# START OF Document passage
It was a simple life. Snowy winters were great for sledding, and spring blew in while kites flew high. Summer days seemed endless with sweet, yellow corn and bright, blue skies, and fall arrived with brisk air, a pumpkin patch, and nights under the stars. From my childhood, I developed great respect for our earth—our land, our water, our air, and our animals. I learned that we must care for our natural resources in order to ensure they care for us.

But like most of us, my childhood wasn’t all rainbows. I was 11 when my parents divorced. My mom and I stayed near the farm while my dad moved back to his family in the Avondale area. The divorce did have one upside; I spent summers at my dad’s parents’ home. The Ruggieri’s owned the Hill Top Inn (now Hilltop Crab House Restaurant and Bar) on Rt. 41. My cousins and I spent our days swimming, which makes growing kids very hungry. Then we ate lunch at the restaurant—my love of Wing Dings was born. Though I didn’t know it at the time, that lunch was more than a daily meal. I learned about the workings of a small business. I learned that small businesses are the life-blood of a community. A place to gather and share a meal and friendship makes a town, a home.

Community Spirit

Summers never last as long as I’d hope, and soon I’d be back to school where my mom lived, Montoursville Area School District. If you’ve ever heard of Montoursville, it’s most likely because of TWA flight 800 that went down over New York in 1996. That flight had my school’s French club on it. Everyone died—the kids, the teachers, and the chaperones. Loss of life is tragic; loss of young life is even more so.

Two of the students who died that day were named Monica and Kim. They were in my graduating class. Because of the spelling of our last names, I always sat between them when placed alphabetically. After TWA 800, the whole town was grief-stricken—not only the families, but also the student body as a whole.

Our small community was shaken to its core, and we healed as best as we knew how—slowly and leaning on each other. We all found ways to remember both big and small. I adopted one remembrance ritual of my own that I still do today. Every morning when we’d pledge allegiance to the flag, I’d think of Monica and Kim. It’s a small way for me to keep their memory alive, and a way to honor them and the community. They were only 16 when they died. I now think of my own sons, and how can we, as a community, protect and support our children?
# END OF Document passage
# START OF Data shown
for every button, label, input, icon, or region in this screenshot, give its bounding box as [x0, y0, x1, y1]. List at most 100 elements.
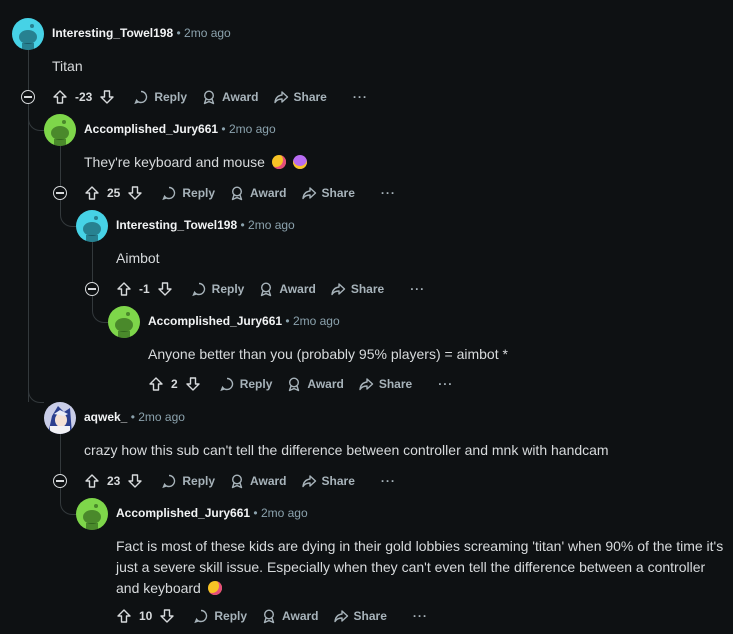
# END OF Data shown
#### Tasks:
(a) For each statement, decide whether it agrees with the memoir about growing up near Montoursville. Answer yes or no, and quote the memoir's deciding words. (i) The writer was 11 when the parents divorced. (ii) The writer's mother moved to the Avondale area. (iii) Monica and Kim were 17 when they died.
(b) Proceed with the memoir about growing up near Montoursville, picking up right after its final sentence.

#### Outputs by task:
(a)
(i) Yes: "I was 11 when my parents divorced."
(ii) No: "My mom and I stayed near the farm while my dad moved back to his family in the Avondale area."
(iii) No: "They were only 16 when they died."

(b)
United States Air Force

When it came time to graduate from high school, I was a good student, but lacked direction. In my maternal grandfather’s footsteps, I enlisted in the United States Air Force. I might have also been looking for a little adventure outside of rural life, and the Air Force certainly provided. I was 18 years and one month old when I swore my oath to defend the Nation and uphold our Constitution. With the recruiters, it was all cookies and juice before your swearing in. After, everything changes. They took me out back to the parking lot and said, “See all of those cigarette butts? Pick’em up.” That was the first lawful order I followed in the military. They have a saying, “To be a good leader, you first must be a good follower.”  I became both a good follower and a good leader. I spent four years in the active duty, and six years in the PA Air National Guard out of Middletown, near Harrisburg. I am grateful for what the military taught me—honor, service, sacrifice, teamwork and leadership. For the first time, I became part of something much greater than myself.

I am grateful that the military made it possible for me to go to college. I value education. One important way to lift up our community is to open the doors of education to all. Whether its primary school, high school, technical school, university, or adult learners who want to improve their job skills, education is a fundamental key to a successful life. Great schools make great communities.

Penn State University

I graduated from Penn State University (PSU) with a Bachelors of Science in Information Technology. While I was at PSU, I worked at ResCom, the on campus residential computer support desk. I was a technician and then a manager there. I also met my lovely wife, Christina. When we left State College, our move would be brief. After working a year and half at the Boeing plant at Ridley Park, my next position was back at PSU in their Outreach Department while Christina studied for her Masters. My work at PSU was some the most rewarding of my career. PSU’s mission is a noble one—to provide educational opportunities for people to better themselves, their families, and their communities. I felt a great sense of purpose at Penn State. Every day, I knew I was making the world a better place. From PSU, Christina and I moved back to District 13 in London Grove, and I started work at Barclays. I was a technology metrics and reporting analyst and then a technology service manager. I am currently an Assistant Vice President of IT Service Management.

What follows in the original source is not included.